**To do:**
Read the entries below and pull out each line with the string "desc".

**** Material for this task

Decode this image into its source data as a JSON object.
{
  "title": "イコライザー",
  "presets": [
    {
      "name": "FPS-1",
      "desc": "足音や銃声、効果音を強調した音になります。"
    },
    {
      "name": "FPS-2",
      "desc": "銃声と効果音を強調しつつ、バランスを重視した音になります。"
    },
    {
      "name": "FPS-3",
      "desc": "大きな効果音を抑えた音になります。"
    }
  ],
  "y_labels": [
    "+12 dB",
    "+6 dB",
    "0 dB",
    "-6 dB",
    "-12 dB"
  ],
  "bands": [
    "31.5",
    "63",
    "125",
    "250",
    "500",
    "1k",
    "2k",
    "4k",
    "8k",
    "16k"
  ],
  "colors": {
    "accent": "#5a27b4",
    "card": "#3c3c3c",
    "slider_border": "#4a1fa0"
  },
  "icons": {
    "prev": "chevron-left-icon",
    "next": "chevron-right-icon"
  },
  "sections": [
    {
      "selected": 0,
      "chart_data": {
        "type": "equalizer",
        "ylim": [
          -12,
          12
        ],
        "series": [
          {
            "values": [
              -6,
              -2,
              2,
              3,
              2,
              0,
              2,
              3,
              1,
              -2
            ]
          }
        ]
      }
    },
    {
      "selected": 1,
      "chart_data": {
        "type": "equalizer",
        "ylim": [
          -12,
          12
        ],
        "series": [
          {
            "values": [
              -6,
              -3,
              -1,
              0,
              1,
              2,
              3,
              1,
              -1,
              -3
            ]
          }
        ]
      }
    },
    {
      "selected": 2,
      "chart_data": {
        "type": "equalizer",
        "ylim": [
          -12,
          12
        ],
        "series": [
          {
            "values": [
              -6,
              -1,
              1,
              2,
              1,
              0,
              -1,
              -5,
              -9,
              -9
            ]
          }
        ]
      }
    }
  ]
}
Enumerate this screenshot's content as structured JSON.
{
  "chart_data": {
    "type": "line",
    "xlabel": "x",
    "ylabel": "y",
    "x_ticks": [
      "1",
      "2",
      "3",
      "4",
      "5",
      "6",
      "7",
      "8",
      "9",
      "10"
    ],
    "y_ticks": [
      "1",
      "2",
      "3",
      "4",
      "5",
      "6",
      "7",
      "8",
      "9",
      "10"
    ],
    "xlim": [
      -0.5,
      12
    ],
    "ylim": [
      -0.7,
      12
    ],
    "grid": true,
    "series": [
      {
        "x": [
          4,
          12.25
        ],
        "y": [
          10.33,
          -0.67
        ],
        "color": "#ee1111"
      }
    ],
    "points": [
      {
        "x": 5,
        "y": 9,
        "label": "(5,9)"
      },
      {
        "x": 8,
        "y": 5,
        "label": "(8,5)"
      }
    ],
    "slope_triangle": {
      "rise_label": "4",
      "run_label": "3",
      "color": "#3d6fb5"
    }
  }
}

********

**Solved problem:**
      "desc": "足音や銃声、効果音を強調した音になります。"
      "desc": "銃声と効果音を強調しつつ、バランスを重視した音になります。"
      "desc": "大きな効果音を抑えた音になります。"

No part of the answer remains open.